■ Aim
Look for the string "this" in every line, and copy each line that has it.
───── Data for the task
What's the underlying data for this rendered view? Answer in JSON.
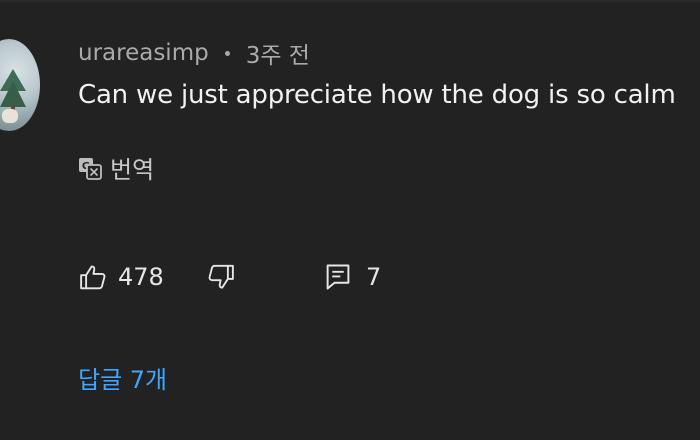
{
  "comment": {
    "author": "urareasimp",
    "time_ago": "3주 전",
    "text": "Can we just appreciate how the dog is so calm",
    "translate_label": "번역",
    "like_count": "478",
    "reply_count": "7",
    "replies_link": "답글 7개"
  },
  "icons": {
    "translate": "translate-icon",
    "like": "thumbs-up-icon",
    "dislike": "thumbs-down-icon",
    "reply": "comment-icon"
  },
  "colors": {
    "background": "#222222",
    "link": "#3ea6ff",
    "text": "#f1f1f1",
    "meta": "#aaaaaa"
  }
}
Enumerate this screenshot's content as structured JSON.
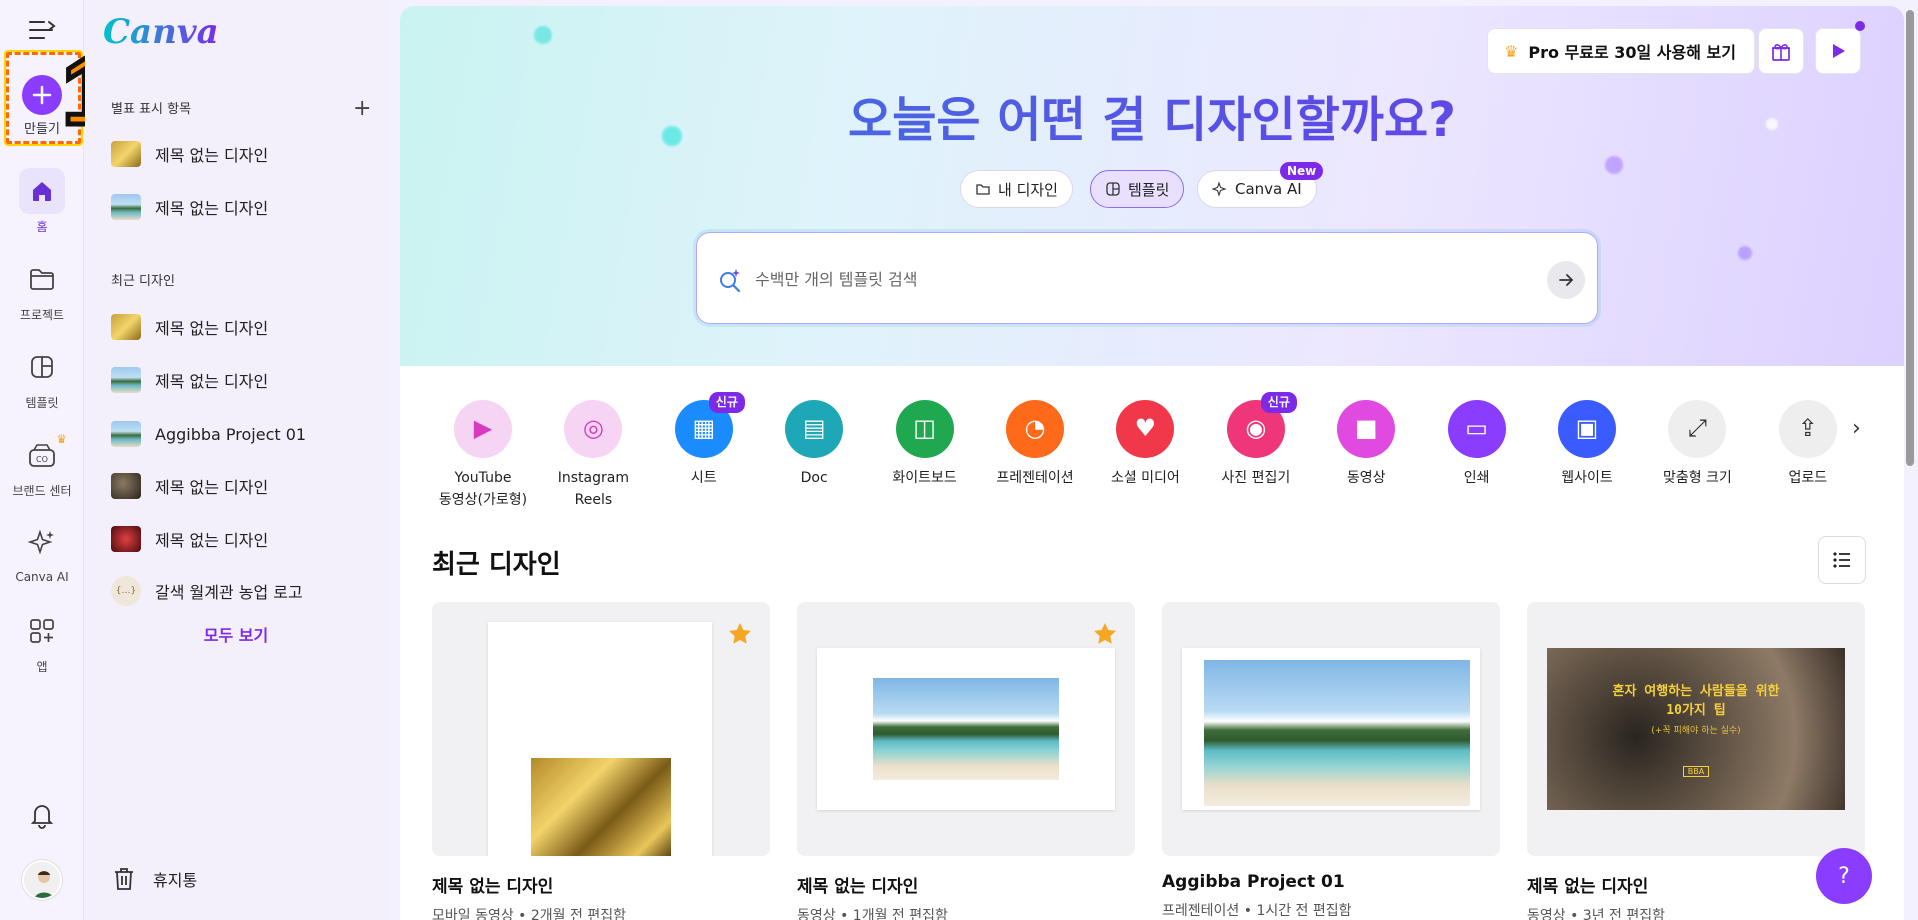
{
  "rail": {
    "create_label": "만들기",
    "step_number": "1",
    "items": [
      {
        "label": "홈",
        "icon": "home-icon"
      },
      {
        "label": "프로젝트",
        "icon": "folder-icon"
      },
      {
        "label": "템플릿",
        "icon": "template-icon"
      },
      {
        "label": "브랜드 센터",
        "icon": "brand-icon"
      },
      {
        "label": "Canva AI",
        "icon": "sparkle-icon"
      },
      {
        "label": "앱",
        "icon": "apps-icon"
      }
    ]
  },
  "panel": {
    "logo": "Canva",
    "starred_title": "별표 표시 항목",
    "starred": [
      "제목 없는 디자인",
      "제목 없는 디자인"
    ],
    "recent_title": "최근 디자인",
    "recent": [
      "제목 없는 디자인",
      "제목 없는 디자인",
      "Aggibba Project 01",
      "제목 없는 디자인",
      "제목 없는 디자인",
      "갈색 월계관 농업 로고"
    ],
    "see_all": "모두 보기",
    "trash": "휴지통"
  },
  "header": {
    "pro_label": "Pro 무료로 30일 사용해 보기",
    "title": "오늘은 어떤 걸 디자인할까요?",
    "pills": [
      "내 디자인",
      "템플릿",
      "Canva AI"
    ],
    "new_badge": "New"
  },
  "search": {
    "placeholder": "수백만 개의 템플릿 검색"
  },
  "categories": [
    {
      "label": "YouTube\n동영상(가로형)",
      "color": "#f6d4f4",
      "icon_color": "#d83bbd"
    },
    {
      "label": "Instagram\nReels",
      "color": "#f6d4f4",
      "icon_color": "#d83bbd"
    },
    {
      "label": "시트",
      "color": "#1a8cff",
      "badge": "신규"
    },
    {
      "label": "Doc",
      "color": "#1ea7b6"
    },
    {
      "label": "화이트보드",
      "color": "#1fa84f"
    },
    {
      "label": "프레젠테이션",
      "color": "#ff6a1a"
    },
    {
      "label": "소셜 미디어",
      "color": "#f0384a"
    },
    {
      "label": "사진 편집기",
      "color": "#f0367a",
      "badge": "신규"
    },
    {
      "label": "동영상",
      "color": "#e04ae0"
    },
    {
      "label": "인쇄",
      "color": "#8b3dff"
    },
    {
      "label": "웹사이트",
      "color": "#3a5bff"
    },
    {
      "label": "맞춤형 크기",
      "color": "#eeeeee"
    },
    {
      "label": "업로드",
      "color": "#eeeeee"
    }
  ],
  "recent": {
    "title": "최근 디자인",
    "cards": [
      {
        "name": "제목 없는 디자인",
        "meta": "모바일 동영상 • 2개월 전 편집함"
      },
      {
        "name": "제목 없는 디자인",
        "meta": "동영상 • 1개월 전 편집함"
      },
      {
        "name": "Aggibba Project 01",
        "meta": "프레젠테이션 • 1시간 전 편집함"
      },
      {
        "name": "제목 없는 디자인",
        "meta": "동영상 • 3년 전 편집함"
      }
    ],
    "card4_title": "혼자 여행하는 사람들을 위한\n10가지 팁",
    "card4_subtitle": "(+꼭 피해야 하는 실수)",
    "card4_tag": "BBA"
  },
  "help_label": "?",
  "colors": {
    "accent": "#8b3dff",
    "star": "#f5a623"
  }
}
──────────
■ Completed task
What's the underlying data for this rendered view? Answer in JSON.
Enumerate this screenshot's content as structured JSON.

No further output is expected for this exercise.